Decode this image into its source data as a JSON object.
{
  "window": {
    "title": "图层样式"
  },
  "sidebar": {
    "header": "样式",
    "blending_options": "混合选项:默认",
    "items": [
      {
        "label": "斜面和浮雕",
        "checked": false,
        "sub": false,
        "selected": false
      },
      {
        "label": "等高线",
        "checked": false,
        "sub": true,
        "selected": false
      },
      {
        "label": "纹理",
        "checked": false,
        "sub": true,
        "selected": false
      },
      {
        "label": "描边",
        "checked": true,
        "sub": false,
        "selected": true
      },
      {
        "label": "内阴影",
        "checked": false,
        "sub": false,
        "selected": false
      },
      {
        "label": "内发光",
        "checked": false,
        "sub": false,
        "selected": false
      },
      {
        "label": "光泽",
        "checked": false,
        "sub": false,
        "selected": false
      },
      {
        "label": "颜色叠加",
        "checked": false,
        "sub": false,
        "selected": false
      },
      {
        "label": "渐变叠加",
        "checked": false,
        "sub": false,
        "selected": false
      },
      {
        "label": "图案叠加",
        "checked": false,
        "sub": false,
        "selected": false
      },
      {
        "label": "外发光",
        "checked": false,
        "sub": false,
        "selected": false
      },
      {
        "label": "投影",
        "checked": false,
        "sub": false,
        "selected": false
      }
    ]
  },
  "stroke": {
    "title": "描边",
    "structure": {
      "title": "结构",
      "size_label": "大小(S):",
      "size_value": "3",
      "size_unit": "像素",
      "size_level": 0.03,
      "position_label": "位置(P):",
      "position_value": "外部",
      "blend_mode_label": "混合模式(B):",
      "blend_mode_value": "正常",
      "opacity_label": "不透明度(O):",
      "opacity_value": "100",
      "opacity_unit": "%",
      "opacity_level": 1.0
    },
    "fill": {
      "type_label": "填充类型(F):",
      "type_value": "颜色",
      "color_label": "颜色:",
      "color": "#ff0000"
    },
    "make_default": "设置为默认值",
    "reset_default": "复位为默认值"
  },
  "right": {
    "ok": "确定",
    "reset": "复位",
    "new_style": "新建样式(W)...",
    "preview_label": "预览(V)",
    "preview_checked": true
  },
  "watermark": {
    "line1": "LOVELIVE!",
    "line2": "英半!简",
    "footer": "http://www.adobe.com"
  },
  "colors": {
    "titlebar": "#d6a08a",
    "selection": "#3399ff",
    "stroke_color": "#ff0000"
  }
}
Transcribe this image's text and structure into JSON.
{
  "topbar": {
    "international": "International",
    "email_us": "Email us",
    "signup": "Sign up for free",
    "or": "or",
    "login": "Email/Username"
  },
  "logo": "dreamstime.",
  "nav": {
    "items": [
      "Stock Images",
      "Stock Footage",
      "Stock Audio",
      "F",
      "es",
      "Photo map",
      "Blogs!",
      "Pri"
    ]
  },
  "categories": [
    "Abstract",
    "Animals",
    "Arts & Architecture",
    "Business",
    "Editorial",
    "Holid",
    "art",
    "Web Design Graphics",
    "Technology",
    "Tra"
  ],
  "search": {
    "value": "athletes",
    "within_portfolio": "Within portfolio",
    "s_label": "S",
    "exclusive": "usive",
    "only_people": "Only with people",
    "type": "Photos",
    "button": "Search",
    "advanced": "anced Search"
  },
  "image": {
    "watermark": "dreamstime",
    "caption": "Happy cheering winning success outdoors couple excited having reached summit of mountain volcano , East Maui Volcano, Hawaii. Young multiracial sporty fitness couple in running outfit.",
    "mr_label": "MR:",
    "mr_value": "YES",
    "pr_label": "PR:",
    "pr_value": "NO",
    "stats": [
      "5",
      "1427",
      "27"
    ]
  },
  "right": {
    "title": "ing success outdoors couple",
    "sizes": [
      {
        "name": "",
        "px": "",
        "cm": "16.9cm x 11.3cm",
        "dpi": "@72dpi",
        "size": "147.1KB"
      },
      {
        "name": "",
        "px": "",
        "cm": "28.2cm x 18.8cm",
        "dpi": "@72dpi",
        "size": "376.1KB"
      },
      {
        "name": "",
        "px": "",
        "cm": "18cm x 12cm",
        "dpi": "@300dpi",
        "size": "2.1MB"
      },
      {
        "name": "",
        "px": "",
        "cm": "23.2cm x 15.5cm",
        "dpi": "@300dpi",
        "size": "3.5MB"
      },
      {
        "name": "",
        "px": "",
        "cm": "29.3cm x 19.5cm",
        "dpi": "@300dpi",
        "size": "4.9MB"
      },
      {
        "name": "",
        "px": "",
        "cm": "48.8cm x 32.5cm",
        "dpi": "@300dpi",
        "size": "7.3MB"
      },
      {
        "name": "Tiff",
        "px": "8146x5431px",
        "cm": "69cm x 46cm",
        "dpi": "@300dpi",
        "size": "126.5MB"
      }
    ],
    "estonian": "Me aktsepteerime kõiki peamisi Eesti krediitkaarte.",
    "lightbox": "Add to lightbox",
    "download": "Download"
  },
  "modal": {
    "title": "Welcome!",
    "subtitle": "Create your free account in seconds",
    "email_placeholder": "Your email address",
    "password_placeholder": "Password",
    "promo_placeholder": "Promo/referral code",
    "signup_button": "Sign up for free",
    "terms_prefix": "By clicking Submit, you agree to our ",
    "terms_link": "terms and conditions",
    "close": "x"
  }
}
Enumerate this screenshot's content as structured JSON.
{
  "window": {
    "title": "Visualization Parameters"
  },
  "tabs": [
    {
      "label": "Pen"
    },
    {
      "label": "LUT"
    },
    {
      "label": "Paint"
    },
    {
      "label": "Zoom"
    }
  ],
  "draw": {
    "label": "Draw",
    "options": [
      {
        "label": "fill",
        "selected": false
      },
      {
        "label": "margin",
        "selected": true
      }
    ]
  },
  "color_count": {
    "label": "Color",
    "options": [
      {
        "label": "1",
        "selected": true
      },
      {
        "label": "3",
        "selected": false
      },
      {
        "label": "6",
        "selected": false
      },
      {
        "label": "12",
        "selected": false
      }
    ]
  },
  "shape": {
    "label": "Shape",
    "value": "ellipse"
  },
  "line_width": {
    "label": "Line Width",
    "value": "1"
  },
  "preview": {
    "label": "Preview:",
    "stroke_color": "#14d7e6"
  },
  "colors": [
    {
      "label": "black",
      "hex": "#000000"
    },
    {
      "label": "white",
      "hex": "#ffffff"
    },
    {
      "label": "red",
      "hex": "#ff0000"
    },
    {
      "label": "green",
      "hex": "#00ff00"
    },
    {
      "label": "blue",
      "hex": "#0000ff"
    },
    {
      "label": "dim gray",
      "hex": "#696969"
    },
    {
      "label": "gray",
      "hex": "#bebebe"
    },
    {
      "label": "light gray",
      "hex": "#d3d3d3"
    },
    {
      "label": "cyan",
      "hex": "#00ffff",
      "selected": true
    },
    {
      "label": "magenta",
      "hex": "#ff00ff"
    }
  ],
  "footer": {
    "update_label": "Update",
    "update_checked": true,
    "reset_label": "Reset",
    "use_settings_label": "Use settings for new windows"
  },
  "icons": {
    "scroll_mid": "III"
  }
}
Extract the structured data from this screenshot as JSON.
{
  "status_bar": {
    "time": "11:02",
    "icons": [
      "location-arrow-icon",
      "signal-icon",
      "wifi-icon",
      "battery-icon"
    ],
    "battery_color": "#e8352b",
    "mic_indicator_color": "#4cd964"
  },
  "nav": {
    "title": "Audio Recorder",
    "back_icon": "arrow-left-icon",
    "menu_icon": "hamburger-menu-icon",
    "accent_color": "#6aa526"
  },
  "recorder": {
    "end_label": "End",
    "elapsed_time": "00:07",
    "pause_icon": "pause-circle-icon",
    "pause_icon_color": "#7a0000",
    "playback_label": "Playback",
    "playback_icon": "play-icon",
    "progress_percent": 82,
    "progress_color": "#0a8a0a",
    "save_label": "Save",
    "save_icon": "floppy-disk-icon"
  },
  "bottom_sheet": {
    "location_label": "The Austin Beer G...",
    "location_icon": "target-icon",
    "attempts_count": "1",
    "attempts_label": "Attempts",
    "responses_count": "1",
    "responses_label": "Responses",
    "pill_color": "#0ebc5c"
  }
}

* Goal
Pick out every line of the listing containing the word "gray", and show those lines.

* Answer to the problem
      "label": "dim gray",
      "label": "gray",
      "label": "light gray",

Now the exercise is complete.